The Programme looked at the issue of gravestones in Nottingham. About 12 years ago, I was working in the Leisure Services Department of the first Council in the country to cause a furore over the issue. Fortunately, I wasn’t in the frontline of responsibility for the issue, but I did have responsibility for investigating what had happened, what had gone wrong, and trying to put measures in place to prevent it happening again. To put it in perspective, the story was taken up by the national newspapers and TV, and feelings were running so high that leading Councillors like my friend John Lockett who was Deputy Leader of the Councillor was getting anonymous phone calls, people congregating outside his house, his car being vandalised and so on. Yet, if his political position had been upheld the problem would never have arisen in the first place. It illustrates a large part of the problem.

▶ **DATA BLOCK**:
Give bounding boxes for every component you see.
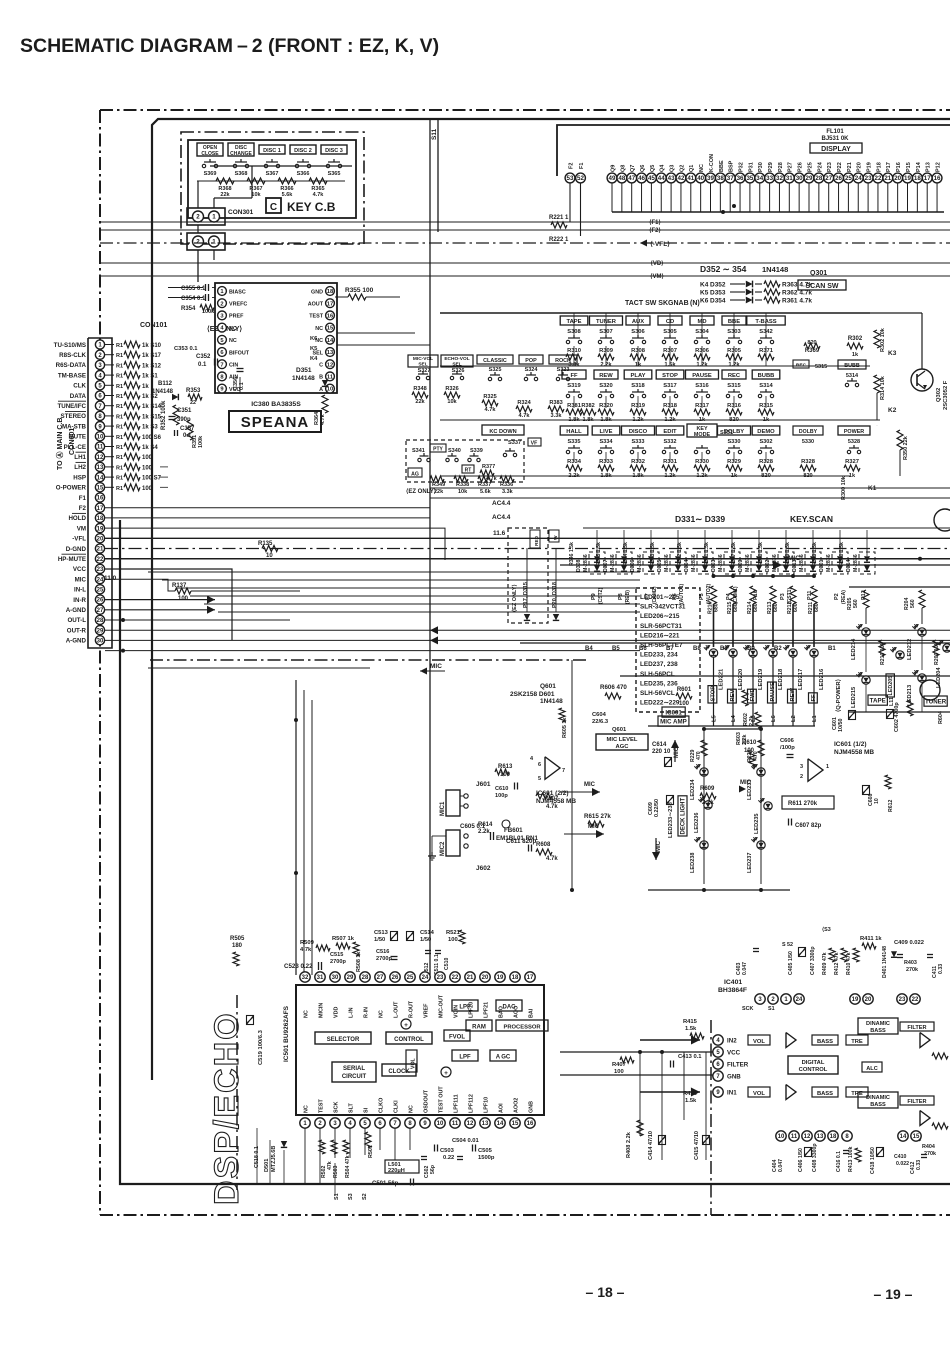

▶ **GOAL A**:
Could you copy word for word the part of the passage about gravestones in Nottingham that opens with the words containing "The Programme looked" and closes with "of the problem."?
▶ **GOAL B**:
What comes next in the passage about gravestones in Nottingham? Write a continuation that picks up after its final sentence.
The listing is separate material, unrelated to the passage about gravestones in Nottingham.

▶ **WRITTEN RESPONSE A**:
The Programme looked at the issue of gravestones in Nottingham. About 12 years ago, I was working in the Leisure Services Department of the first Council in the country to cause a furore over the issue. Fortunately, I wasn’t in the frontline of responsibility for the issue, but I did have responsibility for investigating what had happened, what had gone wrong, and trying to put measures in place to prevent it happening again. To put it in perspective, the story was taken up by the national newspapers and TV, and feelings were running so high that leading Councillors like my friend John Lockett who was Deputy Leader of the Councillor was getting anonymous phone calls, people congregating outside his house, his car being vandalised and so on. Yet, if his political position had been upheld the problem would never have arisen in the first place. It illustrates a large part of the problem.

▶ **WRITTEN RESPONSE B**:
In years gone by when Councils employed all their own workers the Grounds Maintenance teams if they were working in a cemetery and saw an unsafe headstone would have just sorted it out themselves. But, after the Tories introduced CCT that wasn’t possible. Contracts had to be entered into, specification documents drawn up and adhered to that spelled out exactly what jobs had to be done, and how much each was to be charged. This meant there was a problem. You couldn’t put into such a document the work that the Council’s workmen had done all those years, because really they shouldn’t have been doing it. The law states clearly that the responsibility for the headstones rests solely with the person who has it erected. Worse than that the Audit Commission that stands over Council’s to check they are not wasting money had even set out guidelines saying that Council’s COULDN’T spend money on doing this work, BECAUSE it wasn’t there responsibility. With private companies winning contracts for Grounds Maintenance work under CCT it was absolutely sure that these private companies would not do work that they were not being paid to do!
There had been a number of deaths in cemeteries, of usually children, where headstones had fallen on to people and crushed them. Even small headstones are very heavy. You wouldn’t want one to fall on your chest, and you can imagine older people easily pulling them over if they use them to help themselves up from kneeling at the graveside. The HSE issued instructions saying that all cemeteries had to be inspected to check for any dangerous headstones, and appropriate action taken. The Head of the Department was very keen on Health and Safety, having worked his way up from working in a Sports Centre, where accidents can occur frequently – just watch the old episodes of the Brittas Empire! So, a programme of inspections was set up, notices were posted on the relevant cemetery telling people that they should check their headstone, because any that were found to be dangerous would be made safe.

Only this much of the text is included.